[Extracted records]
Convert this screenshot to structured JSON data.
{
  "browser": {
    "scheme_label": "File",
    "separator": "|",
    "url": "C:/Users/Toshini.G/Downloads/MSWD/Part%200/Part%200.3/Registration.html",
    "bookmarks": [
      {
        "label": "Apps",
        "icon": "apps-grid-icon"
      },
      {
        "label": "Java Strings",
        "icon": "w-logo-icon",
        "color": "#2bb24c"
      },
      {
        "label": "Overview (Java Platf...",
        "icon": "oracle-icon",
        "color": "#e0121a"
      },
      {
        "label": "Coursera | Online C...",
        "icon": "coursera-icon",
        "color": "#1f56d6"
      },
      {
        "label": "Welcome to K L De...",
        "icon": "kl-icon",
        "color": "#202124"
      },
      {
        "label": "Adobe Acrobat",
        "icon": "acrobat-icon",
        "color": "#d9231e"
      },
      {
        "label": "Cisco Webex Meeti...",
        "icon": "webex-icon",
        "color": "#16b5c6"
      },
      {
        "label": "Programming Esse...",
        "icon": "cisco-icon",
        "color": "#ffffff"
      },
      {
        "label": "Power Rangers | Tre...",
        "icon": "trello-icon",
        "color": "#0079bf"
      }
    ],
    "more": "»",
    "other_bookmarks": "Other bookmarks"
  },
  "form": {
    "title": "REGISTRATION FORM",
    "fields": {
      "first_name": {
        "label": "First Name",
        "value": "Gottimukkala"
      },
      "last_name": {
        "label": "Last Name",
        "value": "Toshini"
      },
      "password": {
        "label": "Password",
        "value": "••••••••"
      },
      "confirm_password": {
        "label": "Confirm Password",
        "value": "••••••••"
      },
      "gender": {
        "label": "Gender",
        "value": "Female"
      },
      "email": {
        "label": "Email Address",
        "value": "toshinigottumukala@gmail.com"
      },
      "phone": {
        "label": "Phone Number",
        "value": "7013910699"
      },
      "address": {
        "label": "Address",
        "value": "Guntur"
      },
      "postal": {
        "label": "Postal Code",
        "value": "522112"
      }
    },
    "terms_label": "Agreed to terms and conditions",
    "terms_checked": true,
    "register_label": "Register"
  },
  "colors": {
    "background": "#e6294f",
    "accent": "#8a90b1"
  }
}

→ **What needs to be done**
Extract all the material, leaving every line as it is.

→ **Problem solution**
Convert this screenshot to structured JSON data.
{
  "browser": {
    "scheme_label": "File",
    "separator": "|",
    "url": "C:/Users/Toshini.G/Downloads/MSWD/Part%200/Part%200.3/Registration.html",
    "bookmarks": [
      {
        "label": "Apps",
        "icon": "apps-grid-icon"
      },
      {
        "label": "Java Strings",
        "icon": "w-logo-icon",
        "color": "#2bb24c"
      },
      {
        "label": "Overview (Java Platf...",
        "icon": "oracle-icon",
        "color": "#e0121a"
      },
      {
        "label": "Coursera | Online C...",
        "icon": "coursera-icon",
        "color": "#1f56d6"
      },
      {
        "label": "Welcome to K L De...",
        "icon": "kl-icon",
        "color": "#202124"
      },
      {
        "label": "Adobe Acrobat",
        "icon": "acrobat-icon",
        "color": "#d9231e"
      },
      {
        "label": "Cisco Webex Meeti...",
        "icon": "webex-icon",
        "color": "#16b5c6"
      },
      {
        "label": "Programming Esse...",
        "icon": "cisco-icon",
        "color": "#ffffff"
      },
      {
        "label": "Power Rangers | Tre...",
        "icon": "trello-icon",
        "color": "#0079bf"
      }
    ],
    "more": "»",
    "other_bookmarks": "Other bookmarks"
  },
  "form": {
    "title": "REGISTRATION FORM",
    "fields": {
      "first_name": {
        "label": "First Name",
        "value": "Gottimukkala"
      },
      "last_name": {
        "label": "Last Name",
        "value": "Toshini"
      },
      "password": {
        "label": "Password",
        "value": "••••••••"
      },
      "confirm_password": {
        "label": "Confirm Password",
        "value": "••••••••"
      },
      "gender": {
        "label": "Gender",
        "value": "Female"
      },
      "email": {
        "label": "Email Address",
        "value": "toshinigottumukala@gmail.com"
      },
      "phone": {
        "label": "Phone Number",
        "value": "7013910699"
      },
      "address": {
        "label": "Address",
        "value": "Guntur"
      },
      "postal": {
        "label": "Postal Code",
        "value": "522112"
      }
    },
    "terms_label": "Agreed to terms and conditions",
    "terms_checked": true,
    "register_label": "Register"
  },
  "colors": {
    "background": "#e6294f",
    "accent": "#8a90b1"
  }
}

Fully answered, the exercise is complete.